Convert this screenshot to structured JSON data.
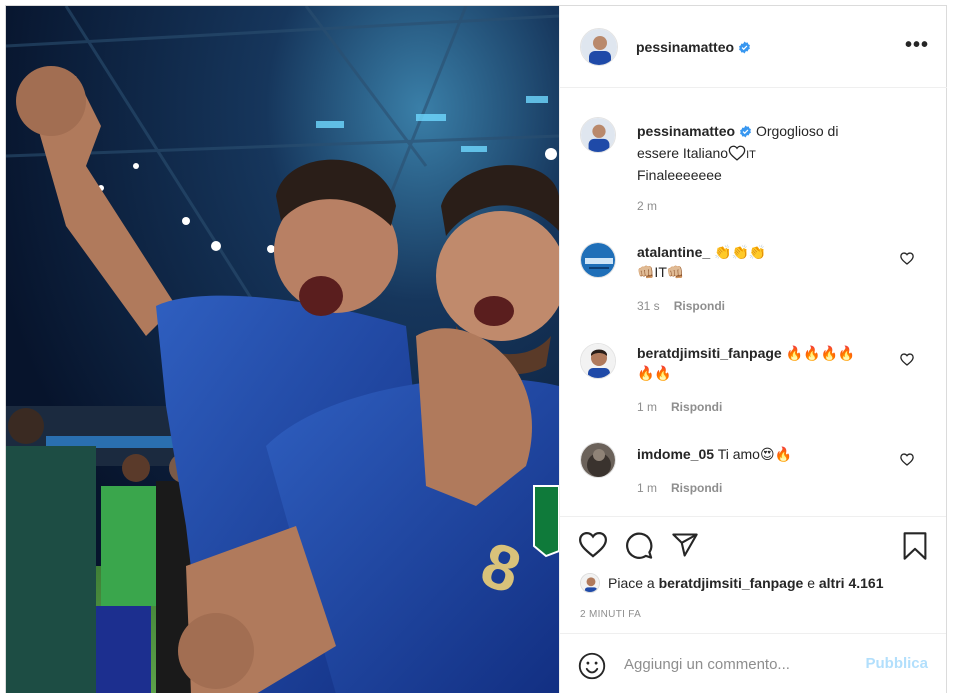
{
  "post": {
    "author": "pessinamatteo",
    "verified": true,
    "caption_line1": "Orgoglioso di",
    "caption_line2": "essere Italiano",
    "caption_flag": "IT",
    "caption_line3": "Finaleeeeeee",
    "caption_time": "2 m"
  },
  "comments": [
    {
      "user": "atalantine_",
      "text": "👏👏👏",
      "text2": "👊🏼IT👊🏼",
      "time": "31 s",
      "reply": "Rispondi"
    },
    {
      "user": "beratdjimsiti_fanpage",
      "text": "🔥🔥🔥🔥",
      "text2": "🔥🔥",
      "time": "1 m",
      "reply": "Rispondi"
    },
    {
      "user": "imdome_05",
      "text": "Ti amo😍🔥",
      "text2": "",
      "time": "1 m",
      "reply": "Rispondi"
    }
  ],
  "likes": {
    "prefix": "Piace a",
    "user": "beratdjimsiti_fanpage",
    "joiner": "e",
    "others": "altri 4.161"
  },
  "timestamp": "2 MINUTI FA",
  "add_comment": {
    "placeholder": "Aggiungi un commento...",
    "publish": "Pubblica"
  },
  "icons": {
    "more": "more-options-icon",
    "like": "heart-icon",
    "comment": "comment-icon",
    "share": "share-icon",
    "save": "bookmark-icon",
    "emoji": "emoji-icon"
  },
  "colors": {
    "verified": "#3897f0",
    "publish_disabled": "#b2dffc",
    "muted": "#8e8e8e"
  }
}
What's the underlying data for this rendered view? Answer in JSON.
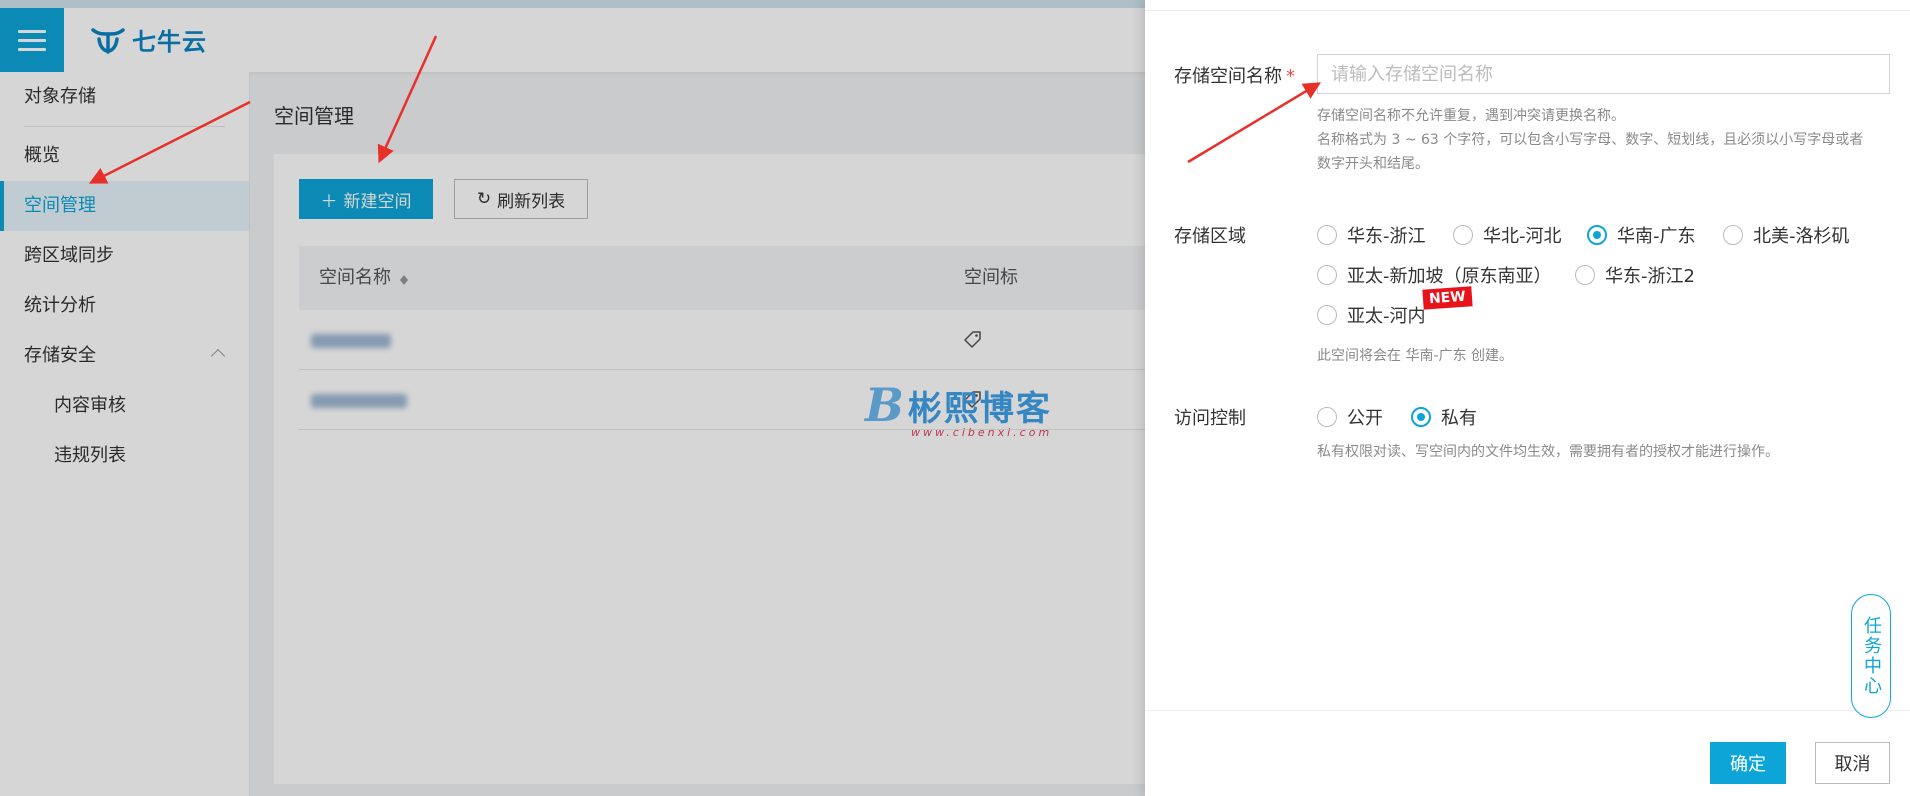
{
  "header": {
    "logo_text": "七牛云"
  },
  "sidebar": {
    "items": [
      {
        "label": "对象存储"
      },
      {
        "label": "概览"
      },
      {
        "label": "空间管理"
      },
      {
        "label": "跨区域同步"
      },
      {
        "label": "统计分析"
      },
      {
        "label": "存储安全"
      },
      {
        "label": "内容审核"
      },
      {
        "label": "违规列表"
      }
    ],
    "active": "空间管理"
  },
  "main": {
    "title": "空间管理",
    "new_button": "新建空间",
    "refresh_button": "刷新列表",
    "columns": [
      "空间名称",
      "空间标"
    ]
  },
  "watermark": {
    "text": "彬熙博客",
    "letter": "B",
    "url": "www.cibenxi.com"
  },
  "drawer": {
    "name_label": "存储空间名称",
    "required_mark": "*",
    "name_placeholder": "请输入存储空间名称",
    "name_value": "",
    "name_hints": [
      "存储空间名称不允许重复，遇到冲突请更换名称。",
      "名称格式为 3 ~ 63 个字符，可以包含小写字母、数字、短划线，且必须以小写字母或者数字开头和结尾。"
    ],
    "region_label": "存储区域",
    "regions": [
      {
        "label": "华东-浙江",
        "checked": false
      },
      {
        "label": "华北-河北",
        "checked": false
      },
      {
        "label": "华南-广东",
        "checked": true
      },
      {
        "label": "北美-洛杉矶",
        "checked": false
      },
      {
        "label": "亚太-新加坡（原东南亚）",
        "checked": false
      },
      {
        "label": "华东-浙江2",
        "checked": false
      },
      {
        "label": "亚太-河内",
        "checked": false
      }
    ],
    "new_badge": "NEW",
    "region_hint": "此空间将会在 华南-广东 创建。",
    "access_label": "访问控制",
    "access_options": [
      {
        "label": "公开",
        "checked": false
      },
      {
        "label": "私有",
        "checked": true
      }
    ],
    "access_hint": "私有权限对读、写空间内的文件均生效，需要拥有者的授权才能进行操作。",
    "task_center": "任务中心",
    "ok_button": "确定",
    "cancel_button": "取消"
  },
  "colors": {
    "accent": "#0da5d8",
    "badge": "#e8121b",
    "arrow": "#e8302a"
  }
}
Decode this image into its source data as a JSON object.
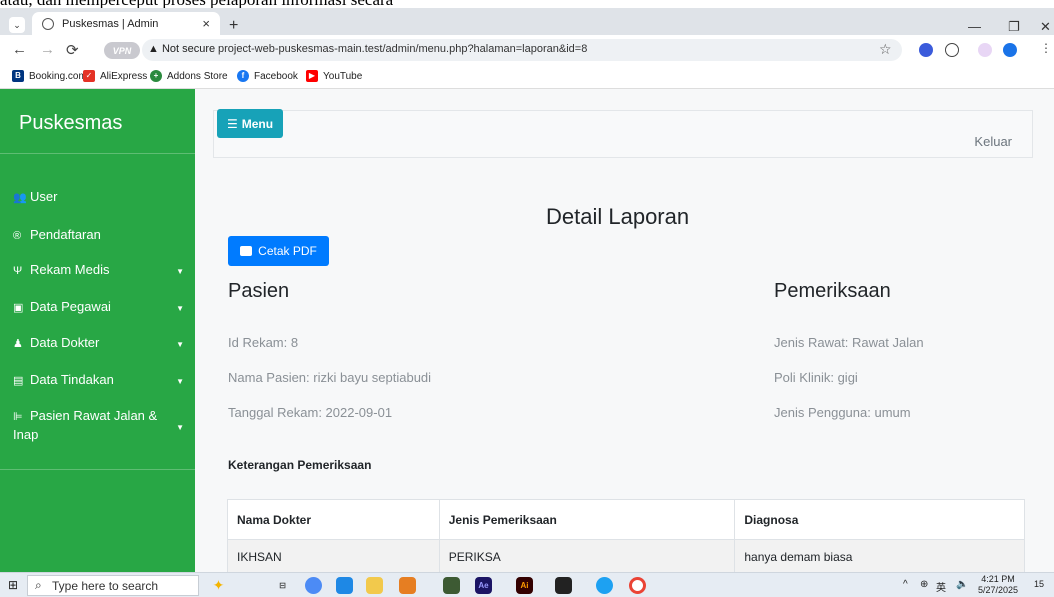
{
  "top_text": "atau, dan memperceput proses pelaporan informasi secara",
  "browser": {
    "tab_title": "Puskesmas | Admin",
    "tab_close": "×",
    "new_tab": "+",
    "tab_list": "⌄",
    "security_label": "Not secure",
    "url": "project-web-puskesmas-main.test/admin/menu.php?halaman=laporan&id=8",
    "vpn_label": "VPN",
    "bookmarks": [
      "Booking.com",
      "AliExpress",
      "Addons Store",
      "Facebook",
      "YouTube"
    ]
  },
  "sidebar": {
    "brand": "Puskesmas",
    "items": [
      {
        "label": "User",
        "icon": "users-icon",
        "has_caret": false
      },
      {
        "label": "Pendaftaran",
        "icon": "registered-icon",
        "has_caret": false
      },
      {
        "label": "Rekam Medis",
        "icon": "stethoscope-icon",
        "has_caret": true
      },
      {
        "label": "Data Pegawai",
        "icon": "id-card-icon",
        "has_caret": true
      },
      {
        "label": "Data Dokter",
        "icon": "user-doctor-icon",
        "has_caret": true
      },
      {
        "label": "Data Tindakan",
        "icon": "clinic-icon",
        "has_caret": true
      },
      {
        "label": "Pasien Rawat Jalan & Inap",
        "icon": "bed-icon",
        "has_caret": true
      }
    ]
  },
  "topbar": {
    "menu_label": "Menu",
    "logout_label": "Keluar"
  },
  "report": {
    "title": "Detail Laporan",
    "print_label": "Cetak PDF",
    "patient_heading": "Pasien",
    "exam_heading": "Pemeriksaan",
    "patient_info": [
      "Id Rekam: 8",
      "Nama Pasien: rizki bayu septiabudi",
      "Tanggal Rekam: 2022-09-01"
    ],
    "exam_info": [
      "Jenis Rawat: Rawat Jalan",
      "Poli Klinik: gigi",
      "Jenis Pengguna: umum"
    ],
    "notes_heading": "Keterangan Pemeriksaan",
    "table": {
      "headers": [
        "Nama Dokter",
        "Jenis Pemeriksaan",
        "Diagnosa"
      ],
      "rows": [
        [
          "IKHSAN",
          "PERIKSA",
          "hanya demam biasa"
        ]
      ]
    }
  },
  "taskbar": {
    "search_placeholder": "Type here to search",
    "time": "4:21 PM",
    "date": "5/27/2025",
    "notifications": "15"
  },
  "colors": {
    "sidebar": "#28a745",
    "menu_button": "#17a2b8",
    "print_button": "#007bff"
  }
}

========================================

All the lines above are to be reproduced exactly, except the pictures.

## FINISHED EXERCISE
Convert this screenshot to structured JSON data.
{
  "post": {
    "author": "pessinamatteo",
    "verified": true,
    "caption_line1": "Orgoglioso di",
    "caption_line2": "essere Italiano",
    "caption_flag": "IT",
    "caption_line3": "Finaleeeeeee",
    "caption_time": "2 m"
  },
  "comments": [
    {
      "user": "atalantine_",
      "text": "👏👏👏",
      "text2": "👊🏼IT👊🏼",
      "time": "31 s",
      "reply": "Rispondi"
    },
    {
      "user": "beratdjimsiti_fanpage",
      "text": "🔥🔥🔥🔥",
      "text2": "🔥🔥",
      "time": "1 m",
      "reply": "Rispondi"
    },
    {
      "user": "imdome_05",
      "text": "Ti amo😍🔥",
      "text2": "",
      "time": "1 m",
      "reply": "Rispondi"
    }
  ],
  "likes": {
    "prefix": "Piace a",
    "user": "beratdjimsiti_fanpage",
    "joiner": "e",
    "others": "altri 4.161"
  },
  "timestamp": "2 MINUTI FA",
  "add_comment": {
    "placeholder": "Aggiungi un commento...",
    "publish": "Pubblica"
  },
  "icons": {
    "more": "more-options-icon",
    "like": "heart-icon",
    "comment": "comment-icon",
    "share": "share-icon",
    "save": "bookmark-icon",
    "emoji": "emoji-icon"
  },
  "colors": {
    "verified": "#3897f0",
    "publish_disabled": "#b2dffc",
    "muted": "#8e8e8e"
  }
}
What's the underlying data for this rendered view? Answer in JSON.
{
  "header": {
    "logo_text": "七牛云"
  },
  "sidebar": {
    "items": [
      {
        "label": "对象存储"
      },
      {
        "label": "概览"
      },
      {
        "label": "空间管理"
      },
      {
        "label": "跨区域同步"
      },
      {
        "label": "统计分析"
      },
      {
        "label": "存储安全"
      },
      {
        "label": "内容审核"
      },
      {
        "label": "违规列表"
      }
    ],
    "active": "空间管理"
  },
  "main": {
    "title": "空间管理",
    "new_button": "新建空间",
    "refresh_button": "刷新列表",
    "columns": [
      "空间名称",
      "空间标"
    ]
  },
  "watermark": {
    "text": "彬熙博客",
    "letter": "B",
    "url": "www.cibenxi.com"
  },
  "drawer": {
    "name_label": "存储空间名称",
    "required_mark": "*",
    "name_placeholder": "请输入存储空间名称",
    "name_value": "",
    "name_hints": [
      "存储空间名称不允许重复，遇到冲突请更换名称。",
      "名称格式为 3 ~ 63 个字符，可以包含小写字母、数字、短划线，且必须以小写字母或者数字开头和结尾。"
    ],
    "region_label": "存储区域",
    "regions": [
      {
        "label": "华东-浙江",
        "checked": false
      },
      {
        "label": "华北-河北",
        "checked": false
      },
      {
        "label": "华南-广东",
        "checked": true
      },
      {
        "label": "北美-洛杉矶",
        "checked": false
      },
      {
        "label": "亚太-新加坡（原东南亚）",
        "checked": false
      },
      {
        "label": "华东-浙江2",
        "checked": false
      },
      {
        "label": "亚太-河内",
        "checked": false
      }
    ],
    "new_badge": "NEW",
    "region_hint": "此空间将会在 华南-广东 创建。",
    "access_label": "访问控制",
    "access_options": [
      {
        "label": "公开",
        "checked": false
      },
      {
        "label": "私有",
        "checked": true
      }
    ],
    "access_hint": "私有权限对读、写空间内的文件均生效，需要拥有者的授权才能进行操作。",
    "task_center": "任务中心",
    "ok_button": "确定",
    "cancel_button": "取消"
  },
  "colors": {
    "accent": "#0da5d8",
    "badge": "#e8121b",
    "arrow": "#e8302a"
  }
}
Decode this image into its source data as a JSON object.
{
  "top_text": "atau, dan memperceput proses pelaporan informasi secara",
  "browser": {
    "tab_title": "Puskesmas | Admin",
    "tab_close": "×",
    "new_tab": "+",
    "tab_list": "⌄",
    "security_label": "Not secure",
    "url": "project-web-puskesmas-main.test/admin/menu.php?halaman=laporan&id=8",
    "vpn_label": "VPN",
    "bookmarks": [
      "Booking.com",
      "AliExpress",
      "Addons Store",
      "Facebook",
      "YouTube"
    ]
  },
  "sidebar": {
    "brand": "Puskesmas",
    "items": [
      {
        "label": "User",
        "icon": "users-icon",
        "has_caret": false
      },
      {
        "label": "Pendaftaran",
        "icon": "registered-icon",
        "has_caret": false
      },
      {
        "label": "Rekam Medis",
        "icon": "stethoscope-icon",
        "has_caret": true
      },
      {
        "label": "Data Pegawai",
        "icon": "id-card-icon",
        "has_caret": true
      },
      {
        "label": "Data Dokter",
        "icon": "user-doctor-icon",
        "has_caret": true
      },
      {
        "label": "Data Tindakan",
        "icon": "clinic-icon",
        "has_caret": true
      },
      {
        "label": "Pasien Rawat Jalan & Inap",
        "icon": "bed-icon",
        "has_caret": true
      }
    ]
  },
  "topbar": {
    "menu_label": "Menu",
    "logout_label": "Keluar"
  },
  "report": {
    "title": "Detail Laporan",
    "print_label": "Cetak PDF",
    "patient_heading": "Pasien",
    "exam_heading": "Pemeriksaan",
    "patient_info": [
      "Id Rekam: 8",
      "Nama Pasien: rizki bayu septiabudi",
      "Tanggal Rekam: 2022-09-01"
    ],
    "exam_info": [
      "Jenis Rawat: Rawat Jalan",
      "Poli Klinik: gigi",
      "Jenis Pengguna: umum"
    ],
    "notes_heading": "Keterangan Pemeriksaan",
    "table": {
      "headers": [
        "Nama Dokter",
        "Jenis Pemeriksaan",
        "Diagnosa"
      ],
      "rows": [
        [
          "IKHSAN",
          "PERIKSA",
          "hanya demam biasa"
        ]
      ]
    }
  },
  "taskbar": {
    "search_placeholder": "Type here to search",
    "time": "4:21 PM",
    "date": "5/27/2025",
    "notifications": "15"
  },
  "colors": {
    "sidebar": "#28a745",
    "menu_button": "#17a2b8",
    "print_button": "#007bff"
  }
}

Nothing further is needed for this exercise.